#### [AIM]
Find the string "鞋柜钥匙" in the records. Copy every line it appears in.

Rows from a dataset
## START

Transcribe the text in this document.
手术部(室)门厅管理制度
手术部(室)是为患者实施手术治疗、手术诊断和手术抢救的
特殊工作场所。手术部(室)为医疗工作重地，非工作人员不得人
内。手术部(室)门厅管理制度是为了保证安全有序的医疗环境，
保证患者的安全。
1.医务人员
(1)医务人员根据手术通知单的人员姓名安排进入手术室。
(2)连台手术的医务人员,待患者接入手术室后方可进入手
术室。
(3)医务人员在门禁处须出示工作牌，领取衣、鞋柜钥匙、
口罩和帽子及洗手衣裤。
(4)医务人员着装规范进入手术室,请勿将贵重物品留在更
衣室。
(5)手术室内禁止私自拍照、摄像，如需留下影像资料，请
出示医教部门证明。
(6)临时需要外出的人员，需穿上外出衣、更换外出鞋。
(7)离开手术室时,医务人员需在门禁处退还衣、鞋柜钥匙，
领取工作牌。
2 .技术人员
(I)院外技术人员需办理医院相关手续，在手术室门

## END

#### [WORKED SOLUTION]
(3)医务人员在门禁处须出示工作牌，领取衣、鞋柜钥匙、
(7)离开手术室时,医务人员需在门禁处退还衣、鞋柜钥匙，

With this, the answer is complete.